[Data excerpts]
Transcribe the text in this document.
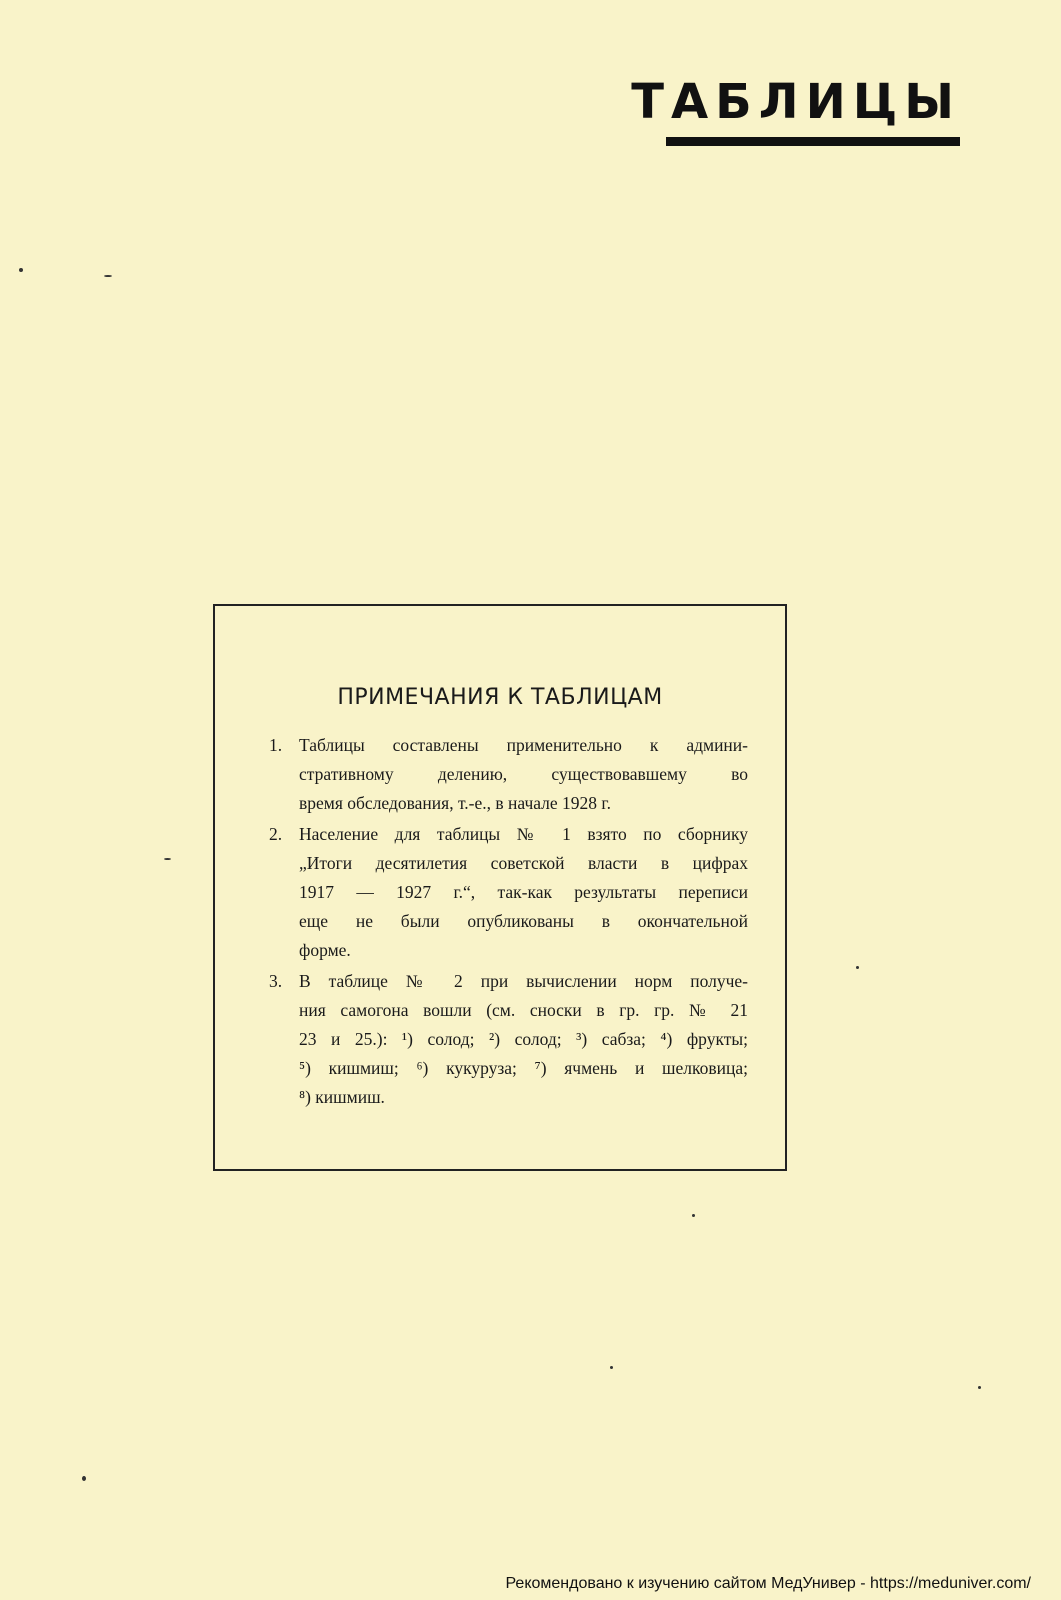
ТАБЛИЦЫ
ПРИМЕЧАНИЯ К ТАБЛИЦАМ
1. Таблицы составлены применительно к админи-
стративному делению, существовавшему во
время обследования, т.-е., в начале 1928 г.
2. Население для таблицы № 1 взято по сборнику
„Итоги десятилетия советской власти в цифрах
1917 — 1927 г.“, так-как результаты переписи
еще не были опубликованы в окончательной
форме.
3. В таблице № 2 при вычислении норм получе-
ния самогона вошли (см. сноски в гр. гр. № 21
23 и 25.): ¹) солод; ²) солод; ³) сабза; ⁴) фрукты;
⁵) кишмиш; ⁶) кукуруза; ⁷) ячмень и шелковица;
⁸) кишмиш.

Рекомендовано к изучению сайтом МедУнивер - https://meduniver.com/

---

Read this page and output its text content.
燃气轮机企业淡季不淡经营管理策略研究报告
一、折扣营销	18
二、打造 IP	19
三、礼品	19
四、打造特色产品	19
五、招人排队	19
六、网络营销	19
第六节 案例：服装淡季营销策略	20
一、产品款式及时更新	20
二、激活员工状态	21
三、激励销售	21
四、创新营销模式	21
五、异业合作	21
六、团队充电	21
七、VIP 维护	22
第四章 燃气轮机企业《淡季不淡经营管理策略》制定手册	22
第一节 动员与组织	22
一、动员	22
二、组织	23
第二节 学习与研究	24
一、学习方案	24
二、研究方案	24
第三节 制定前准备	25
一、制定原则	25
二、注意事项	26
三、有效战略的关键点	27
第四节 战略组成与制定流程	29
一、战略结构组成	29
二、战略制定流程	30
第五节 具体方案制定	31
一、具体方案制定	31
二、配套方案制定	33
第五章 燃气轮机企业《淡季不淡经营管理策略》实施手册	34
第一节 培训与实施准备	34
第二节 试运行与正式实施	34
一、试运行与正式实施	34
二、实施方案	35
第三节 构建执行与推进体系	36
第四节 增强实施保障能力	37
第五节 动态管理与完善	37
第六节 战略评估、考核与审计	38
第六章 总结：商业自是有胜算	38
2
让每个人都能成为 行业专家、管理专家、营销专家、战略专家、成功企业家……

---

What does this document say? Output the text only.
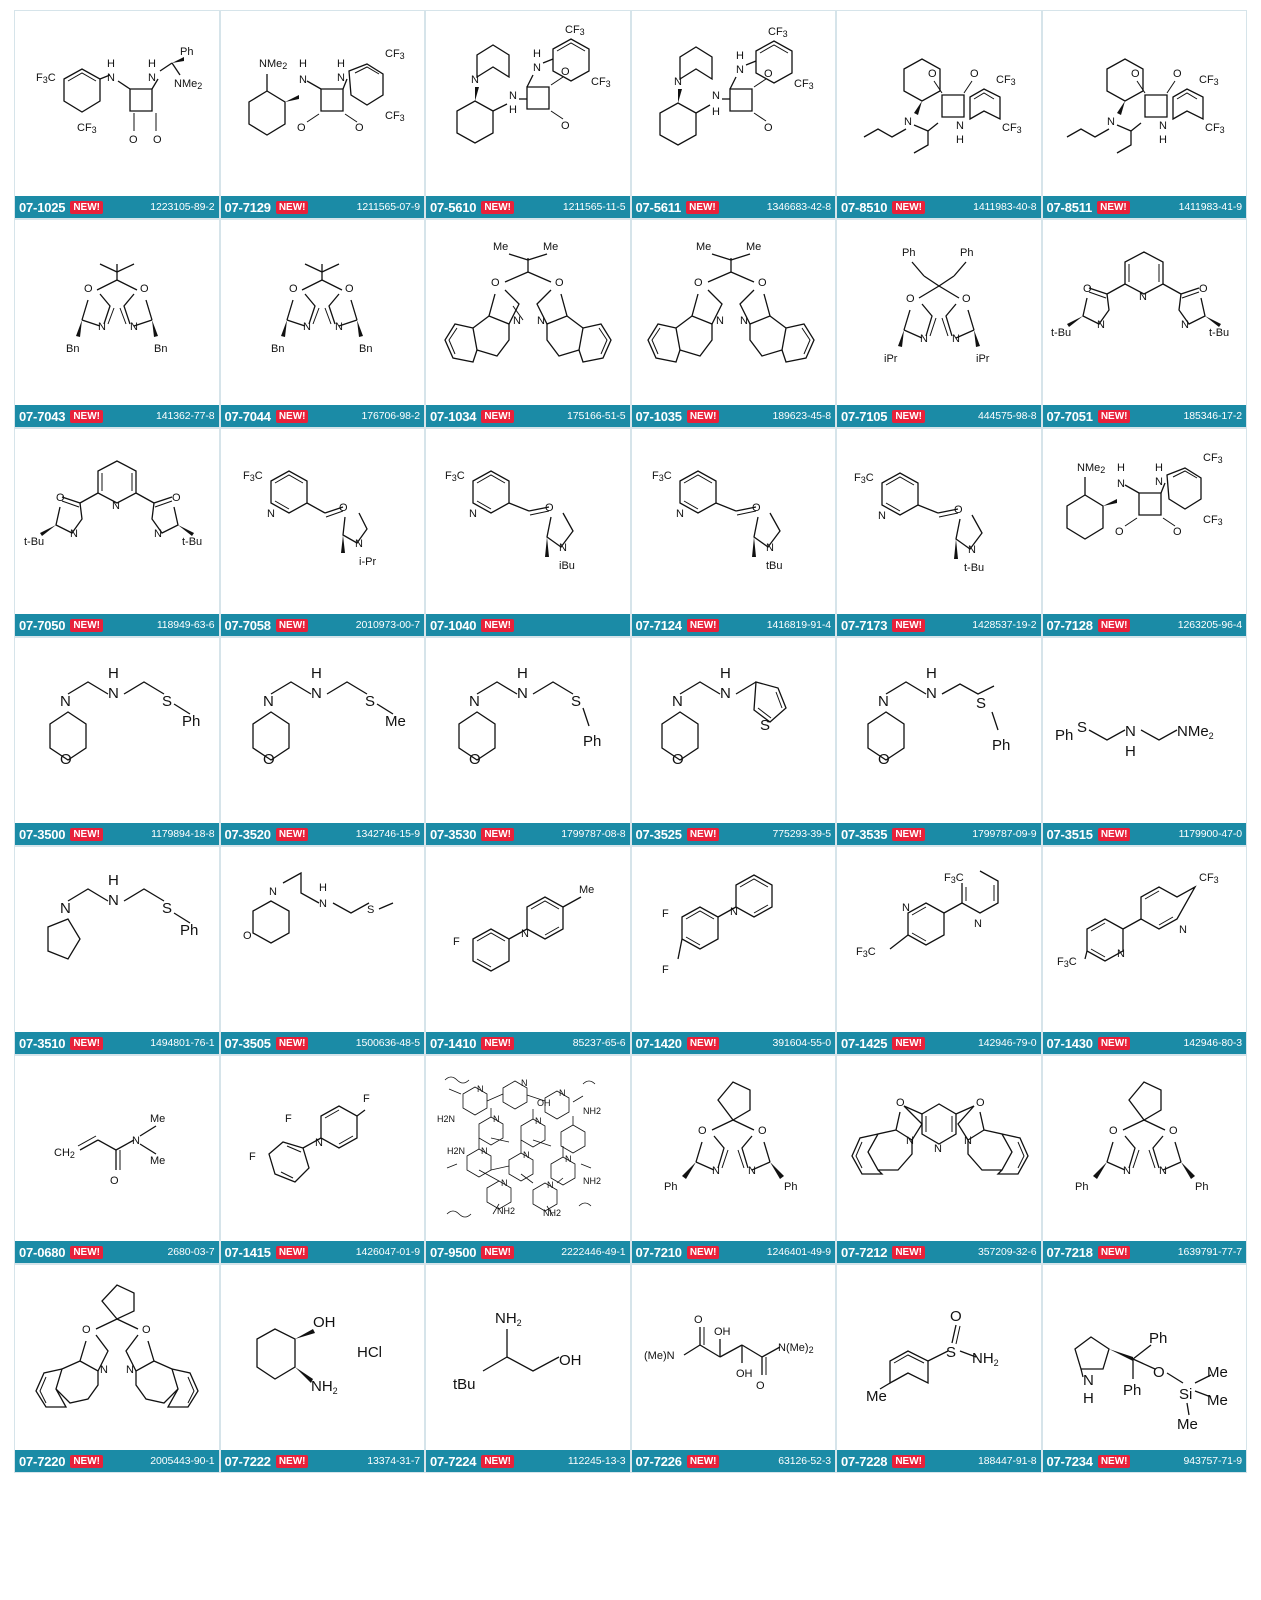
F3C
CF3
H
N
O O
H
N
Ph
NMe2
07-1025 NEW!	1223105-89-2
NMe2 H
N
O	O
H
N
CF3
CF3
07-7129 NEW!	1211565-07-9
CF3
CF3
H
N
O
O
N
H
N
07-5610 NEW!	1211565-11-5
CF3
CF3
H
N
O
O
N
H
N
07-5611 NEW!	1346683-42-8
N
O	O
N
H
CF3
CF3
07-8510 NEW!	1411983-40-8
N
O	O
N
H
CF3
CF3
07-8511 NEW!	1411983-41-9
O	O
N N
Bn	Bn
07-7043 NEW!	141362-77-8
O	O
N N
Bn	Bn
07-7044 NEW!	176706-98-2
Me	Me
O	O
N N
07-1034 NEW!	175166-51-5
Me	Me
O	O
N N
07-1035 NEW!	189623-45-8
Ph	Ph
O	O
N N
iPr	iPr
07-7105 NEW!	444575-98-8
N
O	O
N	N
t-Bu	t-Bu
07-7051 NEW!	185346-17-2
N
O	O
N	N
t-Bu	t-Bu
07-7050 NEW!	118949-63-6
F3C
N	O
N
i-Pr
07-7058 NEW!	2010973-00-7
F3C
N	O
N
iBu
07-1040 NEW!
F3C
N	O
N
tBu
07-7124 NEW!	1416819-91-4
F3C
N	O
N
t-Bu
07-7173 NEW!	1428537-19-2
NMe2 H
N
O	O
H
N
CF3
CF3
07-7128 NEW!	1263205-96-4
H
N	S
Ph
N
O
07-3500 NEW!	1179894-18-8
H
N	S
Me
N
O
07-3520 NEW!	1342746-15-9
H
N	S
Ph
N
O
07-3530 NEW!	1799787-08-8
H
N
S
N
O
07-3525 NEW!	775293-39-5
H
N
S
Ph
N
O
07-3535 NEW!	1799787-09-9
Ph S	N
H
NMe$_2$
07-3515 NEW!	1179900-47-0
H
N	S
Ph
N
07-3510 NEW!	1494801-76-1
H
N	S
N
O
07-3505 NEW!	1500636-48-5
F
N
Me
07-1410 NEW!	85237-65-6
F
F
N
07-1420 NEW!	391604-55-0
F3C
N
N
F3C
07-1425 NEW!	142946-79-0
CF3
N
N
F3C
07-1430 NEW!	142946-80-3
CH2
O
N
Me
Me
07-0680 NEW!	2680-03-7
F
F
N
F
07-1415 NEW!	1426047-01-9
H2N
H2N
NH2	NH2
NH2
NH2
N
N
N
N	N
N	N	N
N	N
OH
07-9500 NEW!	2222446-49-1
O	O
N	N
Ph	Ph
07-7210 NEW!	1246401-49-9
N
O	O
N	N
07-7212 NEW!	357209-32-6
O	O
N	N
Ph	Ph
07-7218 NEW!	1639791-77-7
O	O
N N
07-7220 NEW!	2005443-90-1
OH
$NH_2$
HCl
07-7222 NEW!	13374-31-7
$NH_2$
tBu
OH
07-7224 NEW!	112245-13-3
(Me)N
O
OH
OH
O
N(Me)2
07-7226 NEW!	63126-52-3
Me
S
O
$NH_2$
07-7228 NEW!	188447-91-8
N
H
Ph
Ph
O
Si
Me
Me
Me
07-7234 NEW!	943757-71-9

◆ **Task directions**: Scan the data for the word "text" and copy every line where it shows up.

◆ **Result of the exercise**:
Transcribe the text in this document.
Read this page and output its text content.
What does this document say? Output the text only.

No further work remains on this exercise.